─── EXTRACTED MATERIAL

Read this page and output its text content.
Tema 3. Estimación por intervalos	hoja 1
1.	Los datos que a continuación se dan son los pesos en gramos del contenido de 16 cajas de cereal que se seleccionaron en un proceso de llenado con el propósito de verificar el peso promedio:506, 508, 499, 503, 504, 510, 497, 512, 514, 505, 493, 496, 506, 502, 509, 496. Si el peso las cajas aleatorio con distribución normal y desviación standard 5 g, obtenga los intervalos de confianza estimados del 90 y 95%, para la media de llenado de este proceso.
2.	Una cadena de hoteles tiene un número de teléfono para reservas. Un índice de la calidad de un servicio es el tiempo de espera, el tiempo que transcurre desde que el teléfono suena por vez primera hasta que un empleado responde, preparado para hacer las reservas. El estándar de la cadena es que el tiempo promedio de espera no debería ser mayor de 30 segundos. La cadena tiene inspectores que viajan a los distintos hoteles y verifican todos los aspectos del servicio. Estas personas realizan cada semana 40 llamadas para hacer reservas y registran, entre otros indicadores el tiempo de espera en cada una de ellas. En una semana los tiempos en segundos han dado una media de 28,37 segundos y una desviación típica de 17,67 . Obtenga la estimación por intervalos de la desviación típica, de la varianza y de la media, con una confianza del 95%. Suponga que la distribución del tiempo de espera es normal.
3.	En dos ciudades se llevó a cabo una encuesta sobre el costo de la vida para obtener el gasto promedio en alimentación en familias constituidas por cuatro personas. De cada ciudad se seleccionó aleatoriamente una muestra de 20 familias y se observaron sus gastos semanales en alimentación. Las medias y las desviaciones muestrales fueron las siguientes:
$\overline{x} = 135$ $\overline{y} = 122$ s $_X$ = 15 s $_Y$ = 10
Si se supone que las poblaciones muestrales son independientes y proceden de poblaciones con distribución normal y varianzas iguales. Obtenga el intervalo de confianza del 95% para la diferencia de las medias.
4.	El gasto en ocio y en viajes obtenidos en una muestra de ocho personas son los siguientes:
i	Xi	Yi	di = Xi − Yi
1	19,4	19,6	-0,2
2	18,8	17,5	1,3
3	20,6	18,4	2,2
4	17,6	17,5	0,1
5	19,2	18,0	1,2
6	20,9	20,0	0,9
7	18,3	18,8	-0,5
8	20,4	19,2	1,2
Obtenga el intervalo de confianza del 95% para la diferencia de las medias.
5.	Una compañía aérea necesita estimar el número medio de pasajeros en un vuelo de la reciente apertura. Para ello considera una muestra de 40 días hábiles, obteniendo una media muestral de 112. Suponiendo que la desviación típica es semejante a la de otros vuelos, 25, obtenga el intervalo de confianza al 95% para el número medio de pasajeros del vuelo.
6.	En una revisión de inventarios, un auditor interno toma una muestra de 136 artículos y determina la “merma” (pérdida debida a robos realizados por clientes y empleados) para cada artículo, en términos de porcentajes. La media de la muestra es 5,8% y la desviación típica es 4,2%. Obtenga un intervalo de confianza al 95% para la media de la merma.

──────

[REQUIRED WORK]
Type out the entries again, word for word.

[FULL ANSWER]
Read this page and output its text content.
Tema 3. Estimación por intervalos	hoja 1
1.	Los datos que a continuación se dan son los pesos en gramos del contenido de 16 cajas de cereal que se seleccionaron en un proceso de llenado con el propósito de verificar el peso promedio:506, 508, 499, 503, 504, 510, 497, 512, 514, 505, 493, 496, 506, 502, 509, 496. Si el peso las cajas aleatorio con distribución normal y desviación standard 5 g, obtenga los intervalos de confianza estimados del 90 y 95%, para la media de llenado de este proceso.
2.	Una cadena de hoteles tiene un número de teléfono para reservas. Un índice de la calidad de un servicio es el tiempo de espera, el tiempo que transcurre desde que el teléfono suena por vez primera hasta que un empleado responde, preparado para hacer las reservas. El estándar de la cadena es que el tiempo promedio de espera no debería ser mayor de 30 segundos. La cadena tiene inspectores que viajan a los distintos hoteles y verifican todos los aspectos del servicio. Estas personas realizan cada semana 40 llamadas para hacer reservas y registran, entre otros indicadores el tiempo de espera en cada una de ellas. En una semana los tiempos en segundos han dado una media de 28,37 segundos y una desviación típica de 17,67 . Obtenga la estimación por intervalos de la desviación típica, de la varianza y de la media, con una confianza del 95%. Suponga que la distribución del tiempo de espera es normal.
3.	En dos ciudades se llevó a cabo una encuesta sobre el costo de la vida para obtener el gasto promedio en alimentación en familias constituidas por cuatro personas. De cada ciudad se seleccionó aleatoriamente una muestra de 20 familias y se observaron sus gastos semanales en alimentación. Las medias y las desviaciones muestrales fueron las siguientes:
$\overline{x} = 135$ $\overline{y} = 122$ s $_X$ = 15 s $_Y$ = 10
Si se supone que las poblaciones muestrales son independientes y proceden de poblaciones con distribución normal y varianzas iguales. Obtenga el intervalo de confianza del 95% para la diferencia de las medias.
4.	El gasto en ocio y en viajes obtenidos en una muestra de ocho personas son los siguientes:
i	Xi	Yi	di = Xi − Yi
1	19,4	19,6	-0,2
2	18,8	17,5	1,3
3	20,6	18,4	2,2
4	17,6	17,5	0,1
5	19,2	18,0	1,2
6	20,9	20,0	0,9
7	18,3	18,8	-0,5
8	20,4	19,2	1,2
Obtenga el intervalo de confianza del 95% para la diferencia de las medias.
5.	Una compañía aérea necesita estimar el número medio de pasajeros en un vuelo de la reciente apertura. Para ello considera una muestra de 40 días hábiles, obteniendo una media muestral de 112. Suponiendo que la desviación típica es semejante a la de otros vuelos, 25, obtenga el intervalo de confianza al 95% para el número medio de pasajeros del vuelo.
6.	En una revisión de inventarios, un auditor interno toma una muestra de 136 artículos y determina la “merma” (pérdida debida a robos realizados por clientes y empleados) para cada artículo, en términos de porcentajes. La media de la muestra es 5,8% y la desviación típica es 4,2%. Obtenga un intervalo de confianza al 95% para la media de la merma.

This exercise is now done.